(Task prompt) In the listing below, locate the lines that hold the string "coordinating". Copy those lines.
>>>>
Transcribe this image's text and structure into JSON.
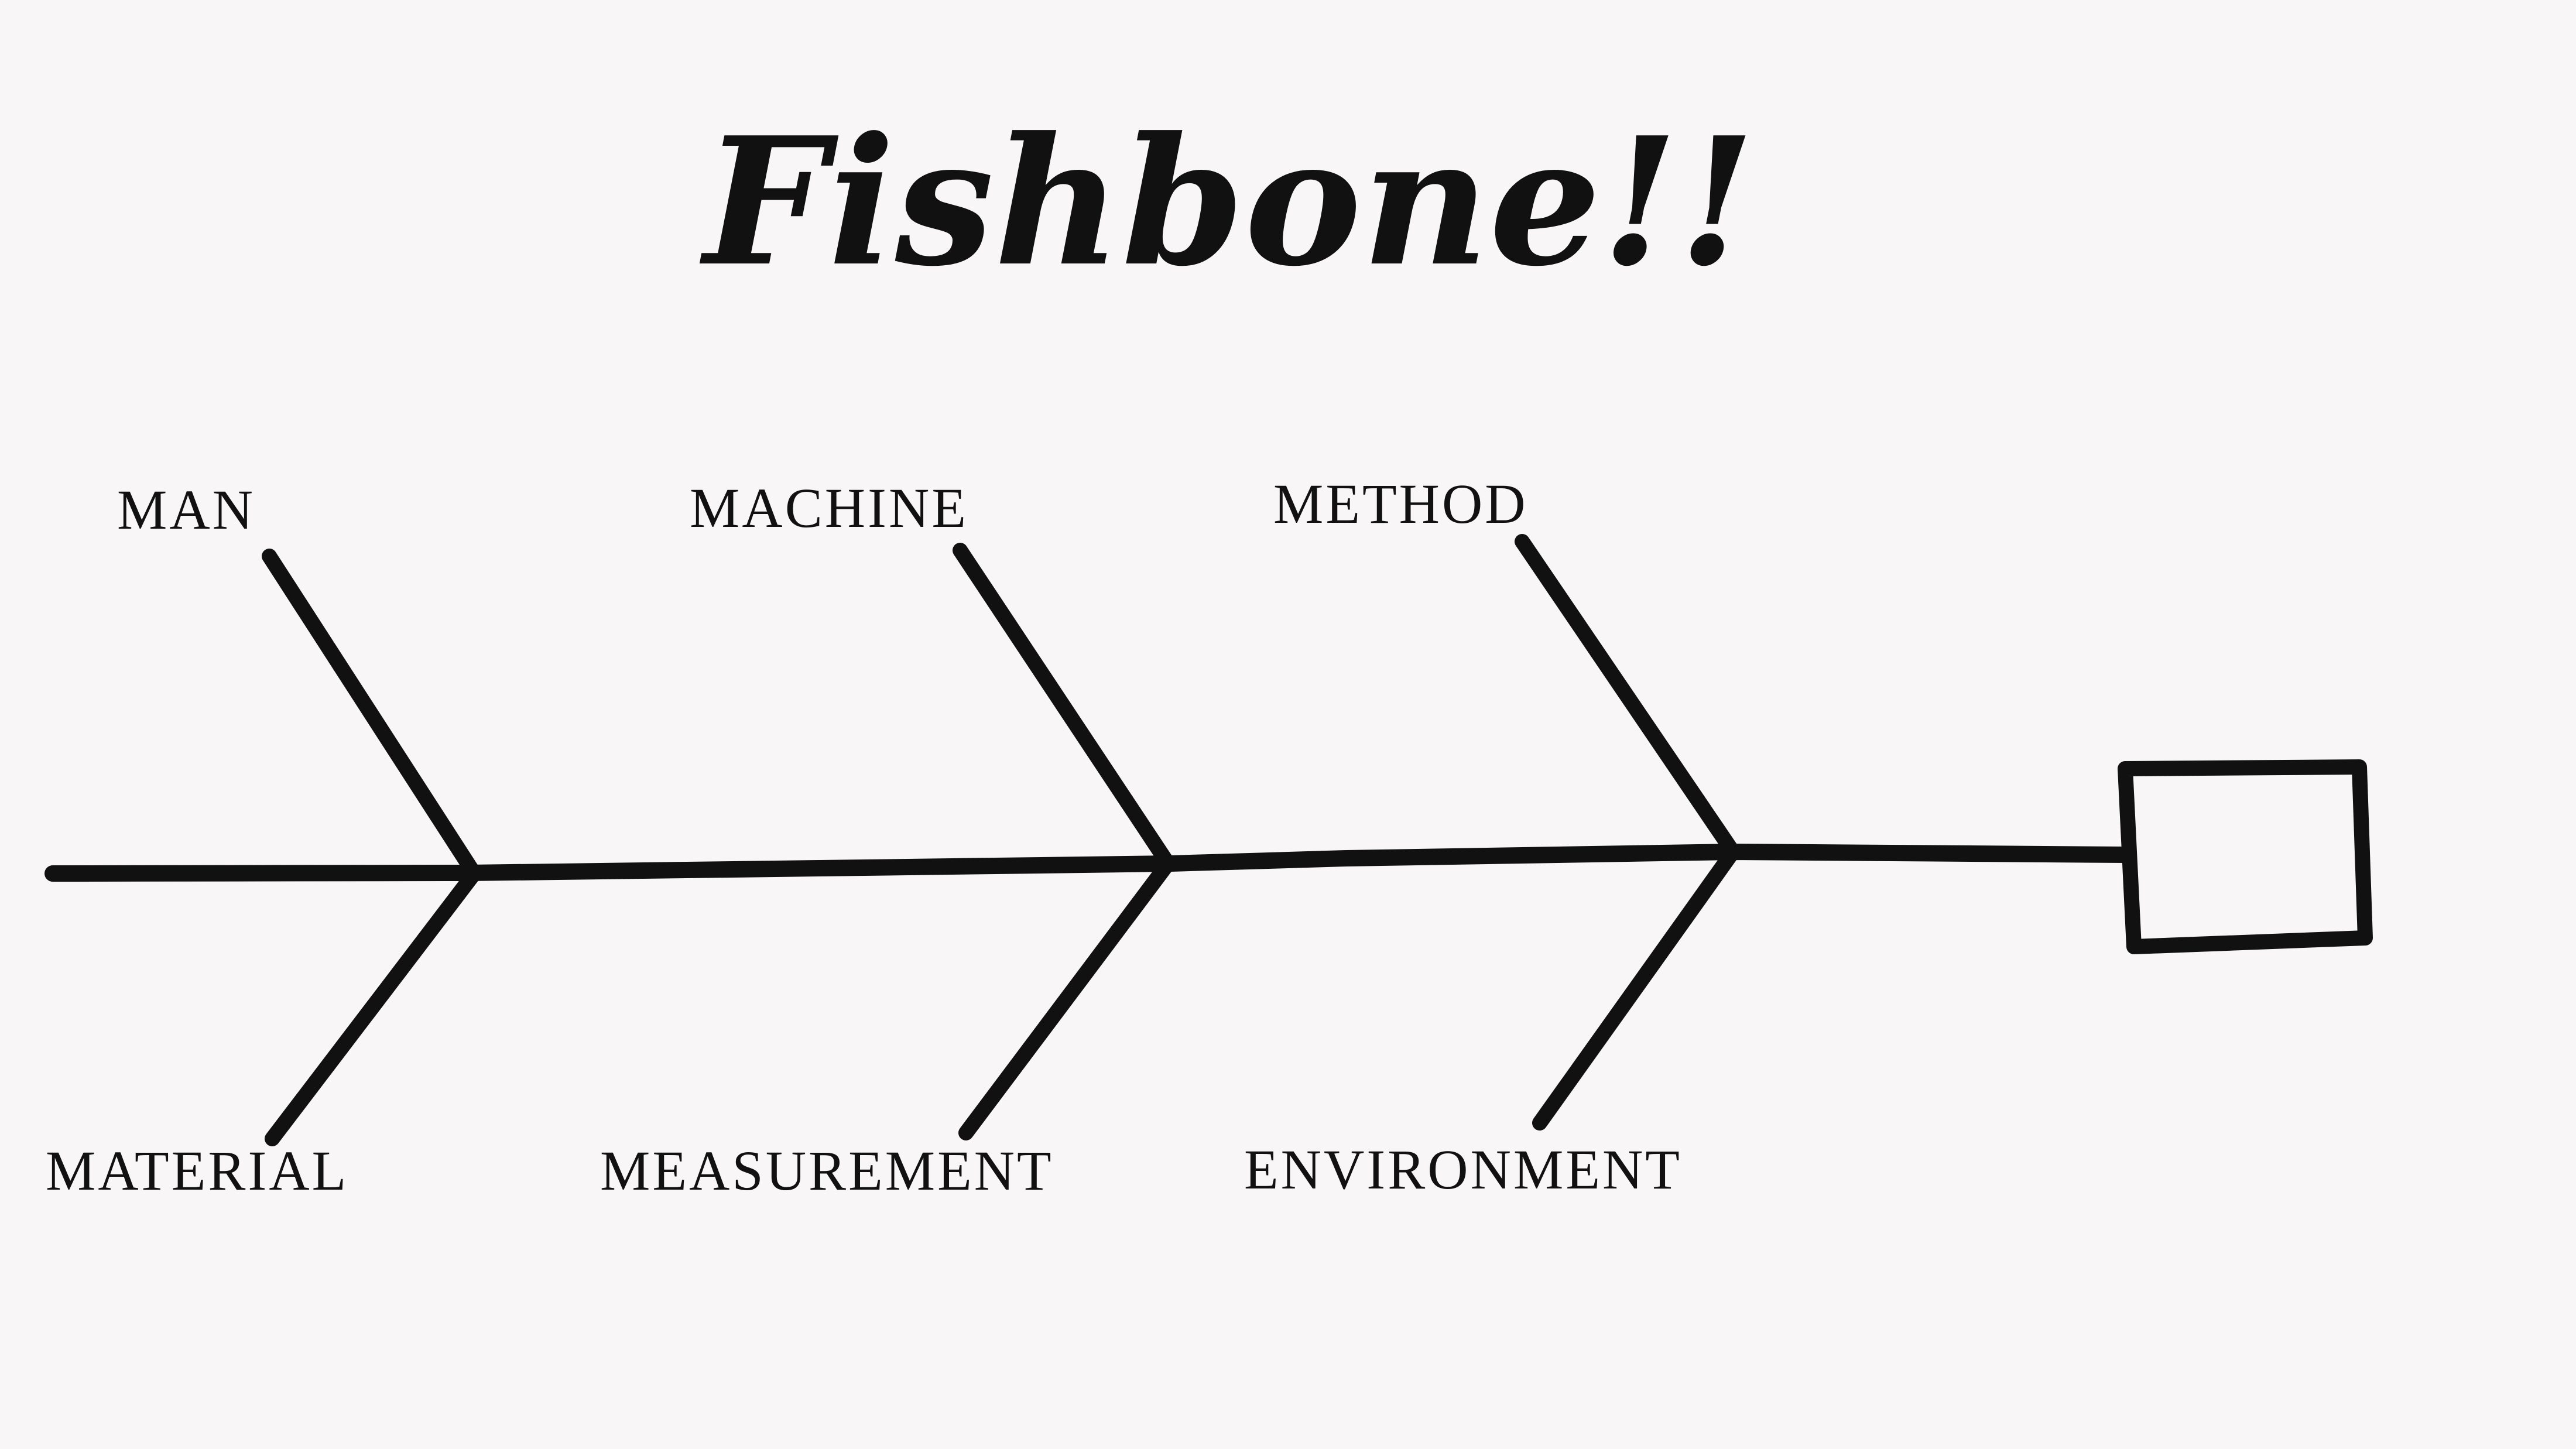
{
  "title": "Fishbone!!",
  "categories": {
    "top": [
      "MAN",
      "MACHINE",
      "METHOD"
    ],
    "bottom": [
      "MATERIAL",
      "MEASUREMENT",
      "ENVIRONMENT"
    ]
  },
  "head_text": ""
}
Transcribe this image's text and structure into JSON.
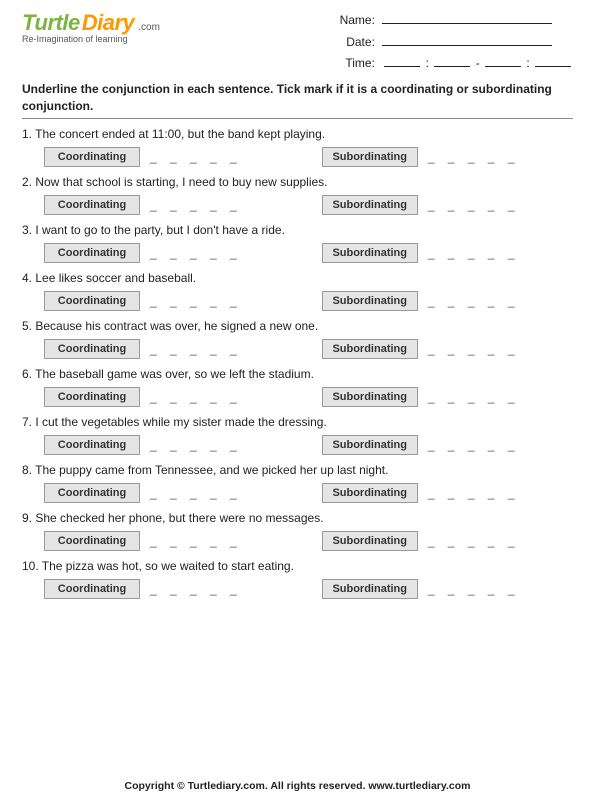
{
  "logo": {
    "word1": "Turtle",
    "word2": "Diary",
    "suffix": ".com",
    "tagline": "Re-Imagination of learning"
  },
  "meta": {
    "name_label": "Name:",
    "date_label": "Date:",
    "time_label": "Time:",
    "colon": ":",
    "dash": "-"
  },
  "instructions": "Underline the conjunction in each sentence. Tick mark if it is a coordinating or subordinating conjunction.",
  "option_labels": {
    "coordinating": "Coordinating",
    "subordinating": "Subordinating"
  },
  "dashes": "_ _ _ _ _",
  "questions": [
    {
      "n": "1.",
      "text": "The concert ended at 11:00, but the band kept playing."
    },
    {
      "n": "2.",
      "text": "Now that school is starting, I need to buy new supplies."
    },
    {
      "n": "3.",
      "text": "I want to go to the party, but I don't have a ride."
    },
    {
      "n": "4.",
      "text": "Lee likes soccer and baseball."
    },
    {
      "n": "5.",
      "text": "Because his contract was over, he signed a new one."
    },
    {
      "n": "6.",
      "text": "The baseball game was over, so we left the stadium."
    },
    {
      "n": "7.",
      "text": "I cut the vegetables while my sister made the dressing."
    },
    {
      "n": "8.",
      "text": "The puppy came from Tennessee, and we picked her up last night."
    },
    {
      "n": "9.",
      "text": "She checked her phone, but there were no messages."
    },
    {
      "n": "10.",
      "text": "The pizza was hot, so we waited to start eating."
    }
  ],
  "footer": "Copyright © Turtlediary.com. All rights reserved. www.turtlediary.com"
}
<<<<
(Answer to this exercise)
  "instructions": "Underline the conjunction in each sentence. Tick mark if it is a coordinating or subordinating conjunction.",
    "coordinating": "Coordinating",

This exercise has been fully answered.